## START

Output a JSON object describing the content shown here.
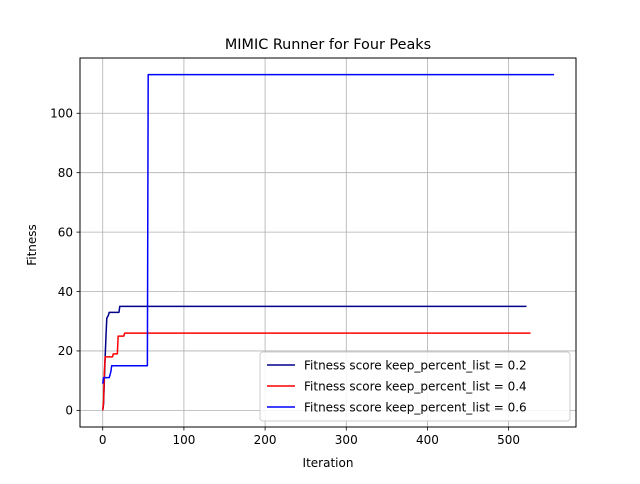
{
  "chart_data": {
    "type": "line",
    "title": "MIMIC Runner for Four Peaks",
    "xlabel": "Iteration",
    "ylabel": "Fitness",
    "xlim": [
      -28,
      583
    ],
    "ylim": [
      -5.6,
      118.6
    ],
    "xticks": [
      0,
      100,
      200,
      300,
      400,
      500
    ],
    "yticks": [
      0,
      20,
      40,
      60,
      80,
      100
    ],
    "grid": true,
    "legend_position": "lower-right",
    "series": [
      {
        "name": "Fitness score keep_percent_list = 0.2",
        "color": "#00008b",
        "points": [
          [
            0,
            0
          ],
          [
            1,
            2
          ],
          [
            2,
            10
          ],
          [
            3,
            18
          ],
          [
            4,
            25
          ],
          [
            5,
            31
          ],
          [
            7,
            32
          ],
          [
            8,
            33
          ],
          [
            20,
            33
          ],
          [
            21,
            35
          ],
          [
            522,
            35
          ]
        ]
      },
      {
        "name": "Fitness score keep_percent_list = 0.4",
        "color": "#ff0000",
        "points": [
          [
            0,
            0
          ],
          [
            1,
            3
          ],
          [
            2,
            13
          ],
          [
            3,
            18
          ],
          [
            12,
            18
          ],
          [
            13,
            19
          ],
          [
            18,
            19
          ],
          [
            19,
            25
          ],
          [
            26,
            25
          ],
          [
            27,
            26
          ],
          [
            527,
            26
          ]
        ]
      },
      {
        "name": "Fitness score keep_percent_list = 0.6",
        "color": "#0000ff",
        "points": [
          [
            0,
            9
          ],
          [
            1,
            11
          ],
          [
            8,
            11
          ],
          [
            9,
            12
          ],
          [
            10,
            13
          ],
          [
            11,
            15
          ],
          [
            55,
            15
          ],
          [
            56,
            113
          ],
          [
            556,
            113
          ]
        ]
      }
    ]
  }
}
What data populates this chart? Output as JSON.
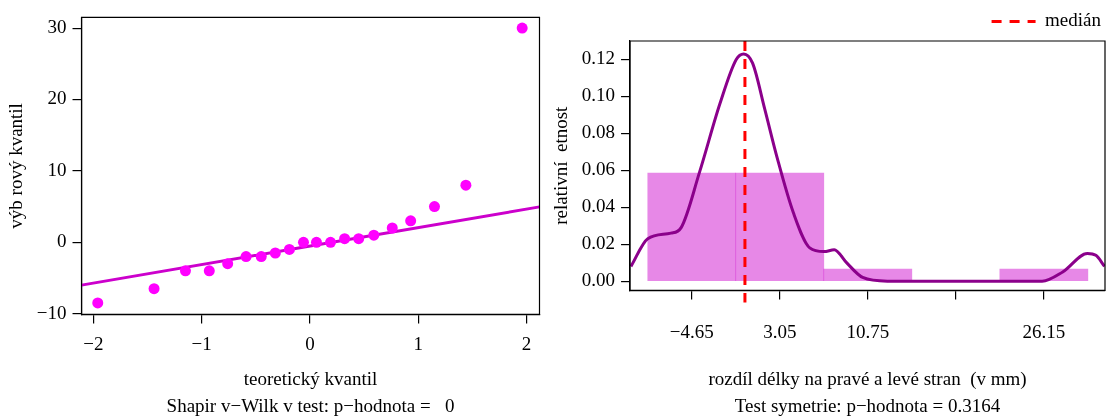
{
  "chart_data": [
    {
      "type": "scatter",
      "xlabel": "teoretický kvantil",
      "ylabel": "výb rový kvantil",
      "annotations": [
        "Shapir v−Wilk v test: p−hodnota =   0"
      ],
      "xlim": [
        -2.11,
        2.12
      ],
      "ylim": [
        -10.1,
        31.5
      ],
      "xticks": [
        -2,
        -1,
        0,
        1,
        2
      ],
      "yticks": [
        -10,
        0,
        10,
        20,
        30
      ],
      "grid": false,
      "series": [
        {
          "type": "scatter",
          "marker": "circle",
          "color": "#ff00ff",
          "x": [
            -1.96,
            -1.44,
            -1.15,
            -0.93,
            -0.76,
            -0.59,
            -0.45,
            -0.32,
            -0.19,
            -0.06,
            0.06,
            0.19,
            0.32,
            0.45,
            0.59,
            0.76,
            0.93,
            1.15,
            1.44,
            1.96
          ],
          "values": [
            -8.5,
            -6.5,
            -4,
            -4,
            -3,
            -2,
            -2,
            -1.5,
            -1,
            0,
            0,
            0,
            0.5,
            0.5,
            1,
            2,
            3,
            5,
            8,
            30
          ]
        },
        {
          "type": "line",
          "color": "#cc00cc",
          "x": [
            -2.11,
            2.12
          ],
          "values": [
            -6,
            4.96
          ]
        }
      ]
    },
    {
      "type": "histogram",
      "xlabel": "rozdíl délky na pravé a levé stran  (v mm)",
      "ylabel": "relativní  etnost",
      "annotations": [
        "Test symetrie: p−hodnota = 0.3164"
      ],
      "xlim": [
        -10.05,
        31.5
      ],
      "ylim": [
        -0.005,
        0.13
      ],
      "xticks": [
        -4.65,
        3.05,
        10.75,
        {
          "value": 18.45,
          "label": null
        },
        26.15
      ],
      "yticks": [
        {
          "value": 0,
          "label": "0.00"
        },
        0.02,
        0.04,
        0.06,
        0.08,
        {
          "value": 0.1,
          "label": "0.10"
        },
        0.12
      ],
      "grid": false,
      "legend": "top right",
      "color": "#cc00cc",
      "bins": [
        -8.5,
        -0.8,
        6.9,
        14.6,
        22.3,
        30
      ],
      "values": [
        0.0585,
        0.0585,
        0.0065,
        0,
        0.0065
      ],
      "series": [
        {
          "type": "line",
          "color": "#8b008b",
          "x": [
            -9.97,
            -8.5,
            -6.47,
            -5.58,
            -3.97,
            -2.19,
            -0.76,
            -0.11,
            0.67,
            1.74,
            2.81,
            4.24,
            5.67,
            6.92,
            7.81,
            8.89,
            10.3,
            12.46,
            16.03,
            26,
            27.8,
            29.96,
            30.7,
            31.46
          ],
          "values": [
            0.008,
            0.023,
            0.026,
            0.029,
            0.059,
            0.096,
            0.12,
            0.123,
            0.118,
            0.093,
            0.067,
            0.037,
            0.018,
            0.016,
            0.017,
            0.01,
            0.002,
            0,
            0,
            0,
            0.005,
            0.015,
            0.014,
            0.008
          ]
        }
      ],
      "ref_lines": [
        {
          "axis": "x",
          "value": 0,
          "label": "medián",
          "color": "#ff0000",
          "line_style": "dashed"
        }
      ]
    }
  ]
}
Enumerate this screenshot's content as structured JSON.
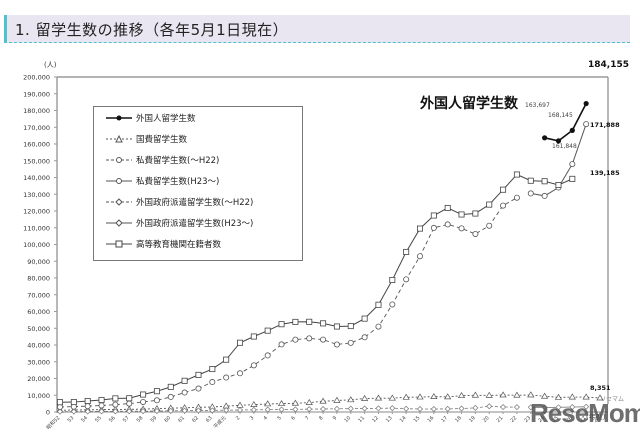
{
  "header": {
    "title": "1. 留学生数の推移（各年5月1日現在）"
  },
  "chart_title_overlay": "外国人留学生数",
  "watermark": {
    "text": "ReseMom",
    "sub": "リセマム"
  },
  "chart_data": {
    "type": "line",
    "title": "留学生数の推移（各年5月1日現在）",
    "ylabel": "(人)",
    "xlabel": "(年度)",
    "ylim": [
      0,
      200000
    ],
    "yticks": [
      "0",
      "10,000",
      "20,000",
      "30,000",
      "40,000",
      "50,000",
      "60,000",
      "70,000",
      "80,000",
      "90,000",
      "100,000",
      "110,000",
      "120,000",
      "130,000",
      "140,000",
      "150,000",
      "160,000",
      "170,000",
      "180,000",
      "190,000",
      "200,000"
    ],
    "grid": false,
    "legend_position": "upper-left inset",
    "x": [
      "昭和52",
      "53",
      "54",
      "55",
      "56",
      "57",
      "58",
      "59",
      "60",
      "61",
      "62",
      "63",
      "平成元",
      "2",
      "3",
      "4",
      "5",
      "6",
      "7",
      "8",
      "9",
      "10",
      "11",
      "12",
      "13",
      "14",
      "15",
      "16",
      "17",
      "18",
      "19",
      "20",
      "21",
      "22",
      "23",
      "24",
      "25",
      "26",
      "27",
      "28"
    ],
    "series": [
      {
        "name": "外国人留学生数",
        "style": "solid-filled-circle",
        "x_start": "24",
        "values": [
          163697,
          161848,
          168145,
          184155
        ]
      },
      {
        "name": "国費留学生数",
        "style": "dashed-triangle",
        "values": [
          1000,
          1200,
          1300,
          1400,
          1500,
          1600,
          1700,
          2000,
          2300,
          2500,
          2800,
          3000,
          3500,
          4000,
          4400,
          4800,
          4961,
          5219,
          5609,
          6400,
          6880,
          7271,
          8052,
          8270,
          8238,
          8774,
          8903,
          9173,
          9008,
          9746,
          10016,
          9921,
          10143,
          9994,
          10168,
          9396,
          8700,
          8900,
          8900,
          8351
        ]
      },
      {
        "name": "私費留学生数(〜H22)",
        "style": "dashed-circle",
        "values": [
          3000,
          3200,
          3500,
          3900,
          4400,
          5000,
          6000,
          7000,
          9000,
          11622,
          14000,
          17902,
          20568,
          23100,
          27863,
          33773,
          40356,
          43202,
          43957,
          43243,
          40300,
          41275,
          44600,
          51000,
          64200,
          79214,
          93000,
          109902,
          112000,
          109633,
          106297,
          111225,
          123237,
          127920,
          null,
          null,
          null,
          null,
          null,
          null
        ]
      },
      {
        "name": "私費留学生数(H23〜)",
        "style": "solid-circle",
        "x_start": "23",
        "values": [
          130500,
          129000,
          134000,
          148000,
          171888
        ]
      },
      {
        "name": "外国政府派遣留学生数(〜H22)",
        "style": "dashed-diamond",
        "values": [
          200,
          250,
          300,
          350,
          400,
          450,
          500,
          600,
          700,
          800,
          900,
          1000,
          1100,
          1200,
          1300,
          1400,
          1500,
          1600,
          1700,
          1800,
          1900,
          2000,
          2100,
          2200,
          2300,
          1927,
          1809,
          1803,
          1836,
          2101,
          2441,
          3426,
          3000,
          2900,
          null,
          null,
          null,
          null,
          null,
          null
        ]
      },
      {
        "name": "外国政府派遣留学生数(H23〜)",
        "style": "solid-diamond",
        "x_start": "23",
        "values": [
          2800,
          2700,
          2800,
          3000,
          3100
        ]
      },
      {
        "name": "高等教育機関在籍者数",
        "style": "solid-square",
        "values": [
          5849,
          5933,
          6572,
          7179,
          8116,
          8200,
          10428,
          12410,
          15009,
          18631,
          22154,
          25643,
          31251,
          41347,
          45066,
          48561,
          52405,
          53787,
          53847,
          52921,
          51047,
          51298,
          55755,
          64011,
          78812,
          95550,
          109508,
          117302,
          121812,
          117927,
          118498,
          123829,
          132720,
          141774,
          138075,
          137756,
          135519,
          139185,
          null,
          null
        ]
      }
    ],
    "annotations": [
      "184,155",
      "171,888",
      "139,185",
      "8,351",
      "163,697",
      "161,848",
      "168,145"
    ]
  },
  "legend": {
    "items": [
      "外国人留学生数",
      "国費留学生数",
      "私費留学生数(〜H22)",
      "私費留学生数(H23〜)",
      "外国政府派遣留学生数(〜H22)",
      "外国政府派遣留学生数(H23〜)",
      "高等教育機関在籍者数"
    ]
  },
  "axis": {
    "y_unit": "(人)",
    "x_unit": "(年度)",
    "y_labels": [
      "200,000",
      "190,000",
      "180,000",
      "170,000",
      "160,000",
      "150,000",
      "140,000",
      "130,000",
      "120,000",
      "110,000",
      "100,000",
      "90,000",
      "80,000",
      "70,000",
      "60,000",
      "50,000",
      "40,000",
      "30,000",
      "20,000",
      "10,000",
      "0"
    ],
    "x_labels": [
      "昭和52",
      "54",
      "56",
      "58",
      "60",
      "昭和62",
      "平成2",
      "4",
      "6",
      "8",
      "10",
      "12",
      "14",
      "16",
      "18",
      "20",
      "22",
      "24",
      "26",
      "28"
    ]
  },
  "labels": {
    "end_foreign": "184,155",
    "end_private": "171,888",
    "end_higher_ed": "139,185",
    "end_gov": "8,351",
    "f24": "163,697",
    "f25": "161,848",
    "f26": "168,145"
  }
}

## END

* Problem to solve: Tell how many lines in the material above include the word "留学生数の推移", giving the number only.

* Expected answer: 2